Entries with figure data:
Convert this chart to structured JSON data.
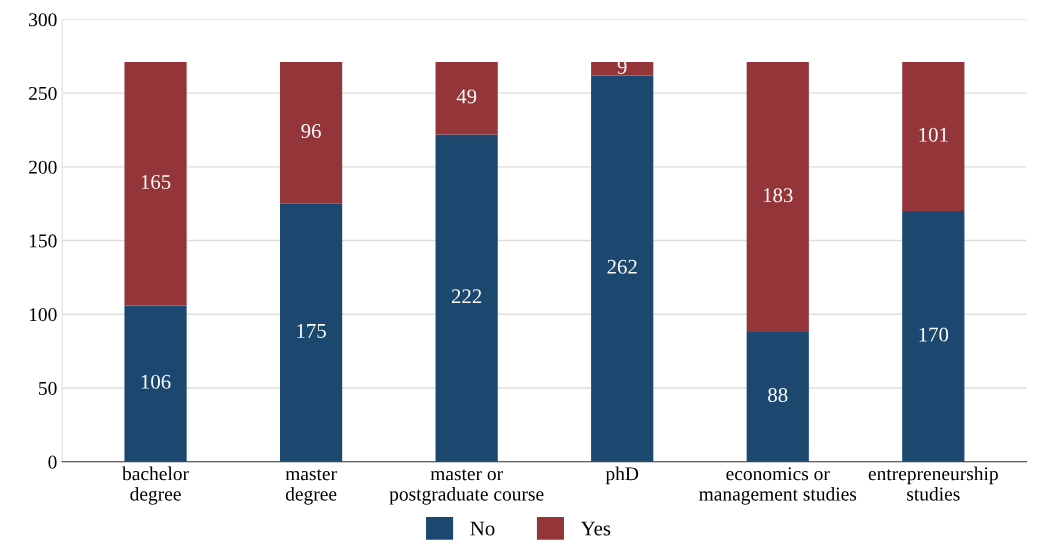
{
  "chart_data": {
    "type": "bar",
    "stacked": true,
    "categories": [
      "bachelor\ndegree",
      "master\ndegree",
      "master or\npostgraduate course",
      "phD",
      "economics or\nmanagement studies",
      "entrepreneurship\nstudies"
    ],
    "series": [
      {
        "name": "No",
        "color": "#1c4870",
        "values": [
          106,
          175,
          222,
          262,
          88,
          170
        ]
      },
      {
        "name": "Yes",
        "color": "#943539",
        "values": [
          165,
          96,
          49,
          9,
          183,
          101
        ]
      }
    ],
    "ylim": [
      0,
      300
    ],
    "yticks": [
      0,
      50,
      100,
      150,
      200,
      250,
      300
    ],
    "grid": "y",
    "legend": "bottom",
    "data_labels": true
  }
}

(YOUR GOAL): Write the listing out a second time exactly, dropping all images.

(WRITTEN RESPONSE):
Convert this chart to structured JSON data.
{
  "chart_data": {
    "type": "bar",
    "stacked": true,
    "categories": [
      "bachelor\ndegree",
      "master\ndegree",
      "master or\npostgraduate course",
      "phD",
      "economics or\nmanagement studies",
      "entrepreneurship\nstudies"
    ],
    "series": [
      {
        "name": "No",
        "color": "#1c4870",
        "values": [
          106,
          175,
          222,
          262,
          88,
          170
        ]
      },
      {
        "name": "Yes",
        "color": "#943539",
        "values": [
          165,
          96,
          49,
          9,
          183,
          101
        ]
      }
    ],
    "ylim": [
      0,
      300
    ],
    "yticks": [
      0,
      50,
      100,
      150,
      200,
      250,
      300
    ],
    "grid": "y",
    "legend": "bottom",
    "data_labels": true
  }
}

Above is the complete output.